start Data extract

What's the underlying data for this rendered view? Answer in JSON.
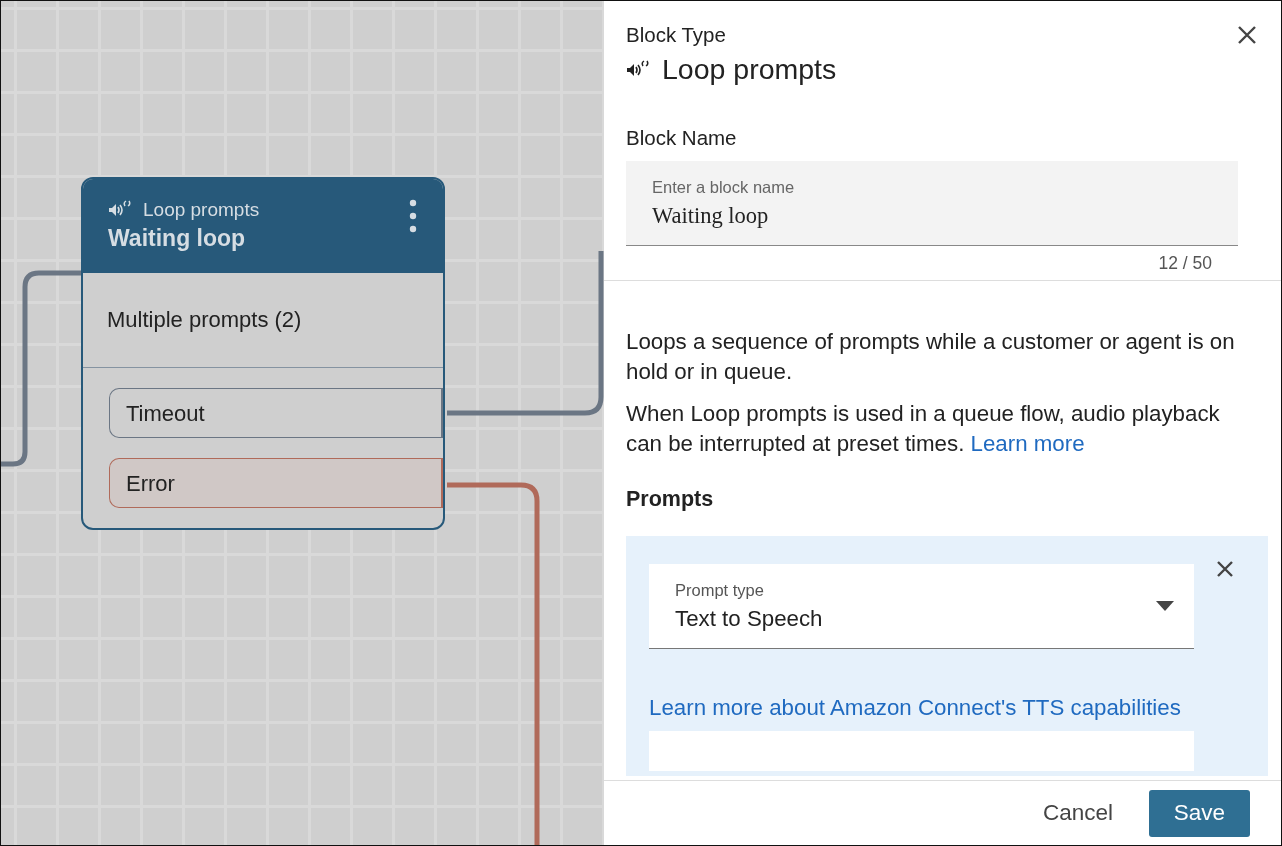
{
  "canvas": {
    "node": {
      "type_label": "Loop prompts",
      "name": "Waiting loop",
      "summary": "Multiple prompts (2)",
      "branches": [
        {
          "label": "Timeout",
          "kind": "default"
        },
        {
          "label": "Error",
          "kind": "error"
        }
      ]
    }
  },
  "panel": {
    "type_heading": "Block Type",
    "type_name": "Loop prompts",
    "name_label": "Block Name",
    "name_field": {
      "label": "Enter a block name",
      "value": "Waiting loop",
      "counter": "12 / 50"
    },
    "description": [
      "Loops a sequence of prompts while a customer or agent is on hold or in queue.",
      "When Loop prompts is used in a queue flow, audio playback can be interrupted at preset times."
    ],
    "learn_more": "Learn more",
    "prompts_heading": "Prompts",
    "prompts": [
      {
        "type_label": "Prompt type",
        "type_value": "Text to Speech",
        "help_link": "Learn more about Amazon Connect's TTS capabilities"
      }
    ],
    "buttons": [
      {
        "label": "Cancel",
        "kind": "secondary"
      },
      {
        "label": "Save",
        "kind": "primary"
      }
    ]
  }
}
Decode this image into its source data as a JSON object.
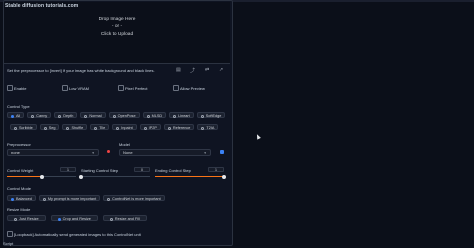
{
  "watermark": "Stable diffusion tutorials.com",
  "drop": {
    "line1": "Drop Image Here",
    "line2": "- or -",
    "line3": "Click to Upload"
  },
  "toolbar_icons": [
    "new-canvas-icon",
    "upload-icon",
    "swap-icon",
    "send-icon"
  ],
  "hint": "Set the preprocessor to [invert] If your image has white background and black lines.",
  "options": [
    "Enable",
    "Low VRAM",
    "Pixel Perfect",
    "Allow Preview"
  ],
  "control_type": {
    "label": "Control Type",
    "row1": [
      "All",
      "Canny",
      "Depth",
      "Normal",
      "OpenPose",
      "MLSD",
      "Lineart",
      "SoftEdge"
    ],
    "row2": [
      "Scribble",
      "Seg",
      "Shuffle",
      "Tile",
      "Inpaint",
      "IP2P",
      "Reference",
      "T2IA"
    ],
    "selected": "All"
  },
  "preprocessor": {
    "label": "Preprocessor",
    "value": "none"
  },
  "model": {
    "label": "Model",
    "value": "None"
  },
  "control_weight": {
    "label": "Control Weight",
    "value": "1",
    "fraction": 0.5
  },
  "starting_step": {
    "label": "Starting Control Step",
    "value": "0",
    "fraction": 0.0
  },
  "ending_step": {
    "label": "Ending Control Step",
    "value": "1",
    "fraction": 1.0
  },
  "control_mode": {
    "label": "Control Mode",
    "options": [
      "Balanced",
      "My prompt is more important",
      "ControlNet is more important"
    ],
    "selected": "Balanced"
  },
  "resize_mode": {
    "label": "Resize Mode",
    "options": [
      "Just Resize",
      "Crop and Resize",
      "Resize and Fill"
    ],
    "selected": "Crop and Resize"
  },
  "loopback": "[Loopback] Automatically send generated images to this ControlNet unit",
  "script_label": "Script",
  "colors": {
    "accent": "#f97316",
    "selected": "#3b82f6",
    "bg": "#0b0f19"
  }
}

end Data extract

Copy every line above that holds the word "send".

    "send-icon"
  "loopback": "[Loopback] Automatically send generated images to this ControlNet unit",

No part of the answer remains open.